Task
Leave the pictures out. Return all other data exactly.

Material provided
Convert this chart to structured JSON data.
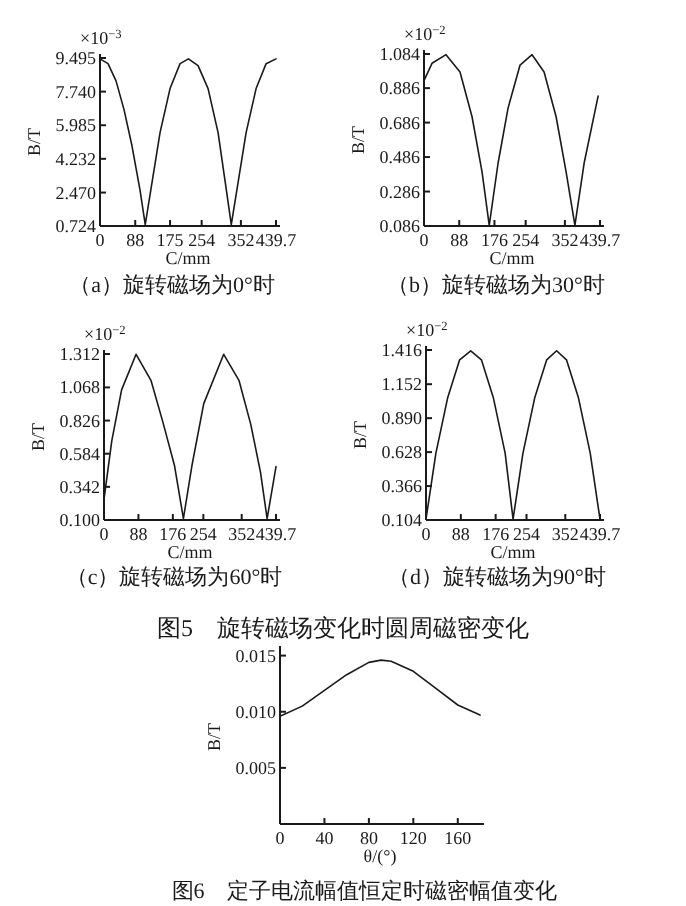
{
  "chart_data": [
    {
      "type": "line",
      "title": "（a）旋转磁场为0°时",
      "xlabel": "C/mm",
      "ylabel": "B/T",
      "annotations": [
        "×10$^{−3}$"
      ],
      "xlim": [
        0,
        439.7
      ],
      "ylim": [
        0.724,
        9.495
      ],
      "xticks": [
        0,
        88,
        175,
        254,
        352,
        439.7
      ],
      "yticks": [
        {
          "value": 0.724,
          "label": "0.724"
        },
        {
          "value": 2.47,
          "label": "2.470"
        },
        {
          "value": 4.232,
          "label": "4.232"
        },
        {
          "value": 5.985,
          "label": "5.985"
        },
        {
          "value": 7.74,
          "label": "7.740"
        },
        {
          "value": 9.495,
          "label": "9.495"
        }
      ],
      "grid": false,
      "series": [
        {
          "color": "#1a1a1a",
          "x": [
            0,
            20,
            40,
            60,
            80,
            100,
            113,
            130,
            150,
            175,
            200,
            221,
            245,
            270,
            295,
            315,
            328,
            345,
            365,
            390,
            415,
            439.7
          ],
          "values": [
            9.45,
            9.2,
            8.3,
            6.8,
            4.9,
            2.6,
            0.8,
            3.0,
            5.6,
            7.9,
            9.2,
            9.45,
            9.1,
            7.9,
            5.6,
            2.7,
            0.8,
            3.0,
            5.6,
            7.9,
            9.2,
            9.45
          ]
        }
      ]
    },
    {
      "type": "line",
      "title": "（b）旋转磁场为30°时",
      "xlabel": "C/mm",
      "ylabel": "B/T",
      "annotations": [
        "×10$^{−2}$"
      ],
      "xlim": [
        0,
        439.7
      ],
      "ylim": [
        0.086,
        1.084
      ],
      "xticks": [
        0,
        88,
        176,
        254,
        352,
        439.7
      ],
      "yticks": [
        0.086,
        0.286,
        0.486,
        0.686,
        0.886,
        1.084
      ],
      "grid": false,
      "series": [
        {
          "color": "#1a1a1a",
          "x": [
            0,
            20,
            55,
            90,
            120,
            145,
            163,
            185,
            210,
            240,
            270,
            300,
            330,
            355,
            377,
            400,
            435
          ],
          "values": [
            0.93,
            1.03,
            1.08,
            0.98,
            0.72,
            0.4,
            0.09,
            0.45,
            0.77,
            1.02,
            1.08,
            0.98,
            0.72,
            0.4,
            0.09,
            0.45,
            0.84
          ]
        }
      ]
    },
    {
      "type": "line",
      "title": "（c）旋转磁场为60°时",
      "xlabel": "C/mm",
      "ylabel": "B/T",
      "annotations": [
        "×10$^{−2}$"
      ],
      "xlim": [
        0,
        439.7
      ],
      "ylim": [
        0.1,
        1.312
      ],
      "xticks": [
        0,
        88,
        176,
        254,
        352,
        439.7
      ],
      "yticks": [
        {
          "value": 0.1,
          "label": "0.100"
        },
        0.342,
        0.584,
        0.826,
        1.068,
        1.312
      ],
      "grid": false,
      "series": [
        {
          "color": "#1a1a1a",
          "x": [
            0,
            20,
            45,
            82,
            120,
            150,
            180,
            203,
            225,
            255,
            306,
            345,
            375,
            400,
            417,
            439.7
          ],
          "values": [
            0.25,
            0.68,
            1.05,
            1.31,
            1.12,
            0.82,
            0.5,
            0.11,
            0.5,
            0.95,
            1.31,
            1.12,
            0.8,
            0.45,
            0.11,
            0.49
          ]
        }
      ]
    },
    {
      "type": "line",
      "title": "（d）旋转磁场为90°时",
      "xlabel": "C/mm",
      "ylabel": "B/T",
      "annotations": [
        "×10$^{−2}$",
        "图5　旋转磁场变化时圆周磁密变化"
      ],
      "xlim": [
        0,
        439.7
      ],
      "ylim": [
        0.104,
        1.416
      ],
      "xticks": [
        0,
        88,
        176,
        254,
        352,
        439.7
      ],
      "yticks": [
        0.104,
        0.366,
        0.628,
        {
          "value": 0.89,
          "label": "0.890"
        },
        1.152,
        1.416
      ],
      "grid": false,
      "series": [
        {
          "color": "#1a1a1a",
          "x": [
            0,
            25,
            55,
            85,
            113,
            140,
            170,
            200,
            220,
            245,
            275,
            305,
            330,
            355,
            385,
            415,
            439.7
          ],
          "values": [
            0.11,
            0.62,
            1.05,
            1.34,
            1.41,
            1.34,
            1.05,
            0.62,
            0.11,
            0.62,
            1.05,
            1.34,
            1.41,
            1.34,
            1.05,
            0.62,
            0.11
          ]
        }
      ]
    },
    {
      "type": "line",
      "title": "图6　定子电流幅值恒定时磁密幅值变化",
      "xlabel": "θ/(°)",
      "ylabel": "B/T",
      "xlim": [
        0,
        180
      ],
      "ylim": [
        0,
        0.0155
      ],
      "xticks": [
        0,
        40,
        80,
        120,
        160
      ],
      "yticks": [
        {
          "value": 0.005,
          "label": "0.005"
        },
        {
          "value": 0.01,
          "label": "0.010"
        },
        {
          "value": 0.015,
          "label": "0.015"
        }
      ],
      "grid": false,
      "series": [
        {
          "color": "#1a1a1a",
          "x": [
            0,
            20,
            40,
            60,
            80,
            91,
            100,
            120,
            140,
            160,
            180
          ],
          "values": [
            0.0096,
            0.0105,
            0.0119,
            0.0133,
            0.0144,
            0.0146,
            0.0145,
            0.0136,
            0.0121,
            0.0106,
            0.0097
          ]
        }
      ]
    }
  ]
}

Final result
Convert this chart to structured JSON data.
{
  "chart_data": [
    {
      "type": "line",
      "title": "（a）旋转磁场为0°时",
      "xlabel": "C/mm",
      "ylabel": "B/T",
      "annotations": [
        "×10$^{−3}$"
      ],
      "xlim": [
        0,
        439.7
      ],
      "ylim": [
        0.724,
        9.495
      ],
      "xticks": [
        0,
        88,
        175,
        254,
        352,
        439.7
      ],
      "yticks": [
        {
          "value": 0.724,
          "label": "0.724"
        },
        {
          "value": 2.47,
          "label": "2.470"
        },
        {
          "value": 4.232,
          "label": "4.232"
        },
        {
          "value": 5.985,
          "label": "5.985"
        },
        {
          "value": 7.74,
          "label": "7.740"
        },
        {
          "value": 9.495,
          "label": "9.495"
        }
      ],
      "grid": false,
      "series": [
        {
          "color": "#1a1a1a",
          "x": [
            0,
            20,
            40,
            60,
            80,
            100,
            113,
            130,
            150,
            175,
            200,
            221,
            245,
            270,
            295,
            315,
            328,
            345,
            365,
            390,
            415,
            439.7
          ],
          "values": [
            9.45,
            9.2,
            8.3,
            6.8,
            4.9,
            2.6,
            0.8,
            3.0,
            5.6,
            7.9,
            9.2,
            9.45,
            9.1,
            7.9,
            5.6,
            2.7,
            0.8,
            3.0,
            5.6,
            7.9,
            9.2,
            9.45
          ]
        }
      ]
    },
    {
      "type": "line",
      "title": "（b）旋转磁场为30°时",
      "xlabel": "C/mm",
      "ylabel": "B/T",
      "annotations": [
        "×10$^{−2}$"
      ],
      "xlim": [
        0,
        439.7
      ],
      "ylim": [
        0.086,
        1.084
      ],
      "xticks": [
        0,
        88,
        176,
        254,
        352,
        439.7
      ],
      "yticks": [
        0.086,
        0.286,
        0.486,
        0.686,
        0.886,
        1.084
      ],
      "grid": false,
      "series": [
        {
          "color": "#1a1a1a",
          "x": [
            0,
            20,
            55,
            90,
            120,
            145,
            163,
            185,
            210,
            240,
            270,
            300,
            330,
            355,
            377,
            400,
            435
          ],
          "values": [
            0.93,
            1.03,
            1.08,
            0.98,
            0.72,
            0.4,
            0.09,
            0.45,
            0.77,
            1.02,
            1.08,
            0.98,
            0.72,
            0.4,
            0.09,
            0.45,
            0.84
          ]
        }
      ]
    },
    {
      "type": "line",
      "title": "（c）旋转磁场为60°时",
      "xlabel": "C/mm",
      "ylabel": "B/T",
      "annotations": [
        "×10$^{−2}$"
      ],
      "xlim": [
        0,
        439.7
      ],
      "ylim": [
        0.1,
        1.312
      ],
      "xticks": [
        0,
        88,
        176,
        254,
        352,
        439.7
      ],
      "yticks": [
        {
          "value": 0.1,
          "label": "0.100"
        },
        0.342,
        0.584,
        0.826,
        1.068,
        1.312
      ],
      "grid": false,
      "series": [
        {
          "color": "#1a1a1a",
          "x": [
            0,
            20,
            45,
            82,
            120,
            150,
            180,
            203,
            225,
            255,
            306,
            345,
            375,
            400,
            417,
            439.7
          ],
          "values": [
            0.25,
            0.68,
            1.05,
            1.31,
            1.12,
            0.82,
            0.5,
            0.11,
            0.5,
            0.95,
            1.31,
            1.12,
            0.8,
            0.45,
            0.11,
            0.49
          ]
        }
      ]
    },
    {
      "type": "line",
      "title": "（d）旋转磁场为90°时",
      "xlabel": "C/mm",
      "ylabel": "B/T",
      "annotations": [
        "×10$^{−2}$",
        "图5　旋转磁场变化时圆周磁密变化"
      ],
      "xlim": [
        0,
        439.7
      ],
      "ylim": [
        0.104,
        1.416
      ],
      "xticks": [
        0,
        88,
        176,
        254,
        352,
        439.7
      ],
      "yticks": [
        0.104,
        0.366,
        0.628,
        {
          "value": 0.89,
          "label": "0.890"
        },
        1.152,
        1.416
      ],
      "grid": false,
      "series": [
        {
          "color": "#1a1a1a",
          "x": [
            0,
            25,
            55,
            85,
            113,
            140,
            170,
            200,
            220,
            245,
            275,
            305,
            330,
            355,
            385,
            415,
            439.7
          ],
          "values": [
            0.11,
            0.62,
            1.05,
            1.34,
            1.41,
            1.34,
            1.05,
            0.62,
            0.11,
            0.62,
            1.05,
            1.34,
            1.41,
            1.34,
            1.05,
            0.62,
            0.11
          ]
        }
      ]
    },
    {
      "type": "line",
      "title": "图6　定子电流幅值恒定时磁密幅值变化",
      "xlabel": "θ/(°)",
      "ylabel": "B/T",
      "xlim": [
        0,
        180
      ],
      "ylim": [
        0,
        0.0155
      ],
      "xticks": [
        0,
        40,
        80,
        120,
        160
      ],
      "yticks": [
        {
          "value": 0.005,
          "label": "0.005"
        },
        {
          "value": 0.01,
          "label": "0.010"
        },
        {
          "value": 0.015,
          "label": "0.015"
        }
      ],
      "grid": false,
      "series": [
        {
          "color": "#1a1a1a",
          "x": [
            0,
            20,
            40,
            60,
            80,
            91,
            100,
            120,
            140,
            160,
            180
          ],
          "values": [
            0.0096,
            0.0105,
            0.0119,
            0.0133,
            0.0144,
            0.0146,
            0.0145,
            0.0136,
            0.0121,
            0.0106,
            0.0097
          ]
        }
      ]
    }
  ]
}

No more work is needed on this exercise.